INSTRUCTIONS TO FOLLOW ::
What follows is a listing; restate every line of it word for word.

THE INPUT ::
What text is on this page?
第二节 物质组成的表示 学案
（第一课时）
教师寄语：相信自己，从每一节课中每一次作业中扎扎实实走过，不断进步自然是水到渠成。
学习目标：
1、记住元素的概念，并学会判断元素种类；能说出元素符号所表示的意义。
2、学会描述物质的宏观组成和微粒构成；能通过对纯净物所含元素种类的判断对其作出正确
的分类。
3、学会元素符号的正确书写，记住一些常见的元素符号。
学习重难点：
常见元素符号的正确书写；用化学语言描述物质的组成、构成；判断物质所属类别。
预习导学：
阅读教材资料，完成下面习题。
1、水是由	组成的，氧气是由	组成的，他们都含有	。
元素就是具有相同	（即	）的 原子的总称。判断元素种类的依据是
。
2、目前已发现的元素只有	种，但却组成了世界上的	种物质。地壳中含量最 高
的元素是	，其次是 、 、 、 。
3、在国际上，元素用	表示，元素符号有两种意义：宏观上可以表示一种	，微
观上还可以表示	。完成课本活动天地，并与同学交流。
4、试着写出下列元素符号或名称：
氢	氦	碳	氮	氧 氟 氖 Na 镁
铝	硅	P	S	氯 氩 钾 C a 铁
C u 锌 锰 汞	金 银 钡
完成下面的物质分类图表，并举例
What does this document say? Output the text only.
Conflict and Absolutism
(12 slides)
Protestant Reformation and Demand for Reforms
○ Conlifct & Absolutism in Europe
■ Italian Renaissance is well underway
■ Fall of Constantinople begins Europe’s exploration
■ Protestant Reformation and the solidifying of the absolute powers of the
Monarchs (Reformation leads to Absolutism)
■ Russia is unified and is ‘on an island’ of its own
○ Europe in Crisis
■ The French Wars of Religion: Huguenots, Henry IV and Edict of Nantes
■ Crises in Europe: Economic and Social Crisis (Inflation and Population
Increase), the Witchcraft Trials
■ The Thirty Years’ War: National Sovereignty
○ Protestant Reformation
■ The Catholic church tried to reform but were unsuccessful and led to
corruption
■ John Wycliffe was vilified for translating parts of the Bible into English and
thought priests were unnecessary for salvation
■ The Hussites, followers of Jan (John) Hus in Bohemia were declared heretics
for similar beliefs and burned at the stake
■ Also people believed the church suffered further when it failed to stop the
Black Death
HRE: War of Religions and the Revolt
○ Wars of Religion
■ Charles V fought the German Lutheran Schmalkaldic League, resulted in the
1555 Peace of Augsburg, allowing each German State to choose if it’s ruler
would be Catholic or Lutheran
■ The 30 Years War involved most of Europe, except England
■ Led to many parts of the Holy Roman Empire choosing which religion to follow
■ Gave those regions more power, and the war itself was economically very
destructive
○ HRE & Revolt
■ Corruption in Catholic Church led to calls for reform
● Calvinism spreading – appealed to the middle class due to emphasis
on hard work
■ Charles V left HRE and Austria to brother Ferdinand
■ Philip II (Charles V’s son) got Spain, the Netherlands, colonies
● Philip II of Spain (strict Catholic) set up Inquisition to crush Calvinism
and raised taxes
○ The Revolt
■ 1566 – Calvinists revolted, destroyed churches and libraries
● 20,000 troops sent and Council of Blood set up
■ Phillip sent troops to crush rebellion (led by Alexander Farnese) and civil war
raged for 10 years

ANSWER TO THE PROBLEM ::
What text is on this page?
第二节 物质组成的表示 学案
（第一课时）
教师寄语：相信自己，从每一节课中每一次作业中扎扎实实走过，不断进步自然是水到渠成。
学习目标：
1、记住元素的概念，并学会判断元素种类；能说出元素符号所表示的意义。
2、学会描述物质的宏观组成和微粒构成；能通过对纯净物所含元素种类的判断对其作出正确
的分类。
3、学会元素符号的正确书写，记住一些常见的元素符号。
学习重难点：
常见元素符号的正确书写；用化学语言描述物质的组成、构成；判断物质所属类别。
预习导学：
阅读教材资料，完成下面习题。
1、水是由	组成的，氧气是由	组成的，他们都含有	。
元素就是具有相同	（即	）的 原子的总称。判断元素种类的依据是
。
2、目前已发现的元素只有	种，但却组成了世界上的	种物质。地壳中含量最 高
的元素是	，其次是 、 、 、 。
3、在国际上，元素用	表示，元素符号有两种意义：宏观上可以表示一种	，微
观上还可以表示	。完成课本活动天地，并与同学交流。
4、试着写出下列元素符号或名称：
氢	氦	碳	氮	氧 氟 氖 Na 镁
铝	硅	P	S	氯 氩 钾 C a 铁
C u 锌 锰 汞	金 银 钡
完成下面的物质分类图表，并举例
What does this document say? Output the text only.
Conflict and Absolutism
(12 slides)
Protestant Reformation and Demand for Reforms
○ Conlifct & Absolutism in Europe
■ Italian Renaissance is well underway
■ Fall of Constantinople begins Europe’s exploration
■ Protestant Reformation and the solidifying of the absolute powers of the
Monarchs (Reformation leads to Absolutism)
■ Russia is unified and is ‘on an island’ of its own
○ Europe in Crisis
■ The French Wars of Religion: Huguenots, Henry IV and Edict of Nantes
■ Crises in Europe: Economic and Social Crisis (Inflation and Population
Increase), the Witchcraft Trials
■ The Thirty Years’ War: National Sovereignty
○ Protestant Reformation
■ The Catholic church tried to reform but were unsuccessful and led to
corruption
■ John Wycliffe was vilified for translating parts of the Bible into English and
thought priests were unnecessary for salvation
■ The Hussites, followers of Jan (John) Hus in Bohemia were declared heretics
for similar beliefs and burned at the stake
■ Also people believed the church suffered further when it failed to stop the
Black Death
HRE: War of Religions and the Revolt
○ Wars of Religion
■ Charles V fought the German Lutheran Schmalkaldic League, resulted in the
1555 Peace of Augsburg, allowing each German State to choose if it’s ruler
would be Catholic or Lutheran
■ The 30 Years War involved most of Europe, except England
■ Led to many parts of the Holy Roman Empire choosing which religion to follow
■ Gave those regions more power, and the war itself was economically very
destructive
○ HRE & Revolt
■ Corruption in Catholic Church led to calls for reform
● Calvinism spreading – appealed to the middle class due to emphasis
on hard work
■ Charles V left HRE and Austria to brother Ferdinand
■ Philip II (Charles V’s son) got Spain, the Netherlands, colonies
● Philip II of Spain (strict Catholic) set up Inquisition to crush Calvinism
and raised taxes
○ The Revolt
■ 1566 – Calvinists revolted, destroyed churches and libraries
● 20,000 troops sent and Council of Blood set up
■ Phillip sent troops to crush rebellion (led by Alexander Farnese) and civil war
raged for 10 years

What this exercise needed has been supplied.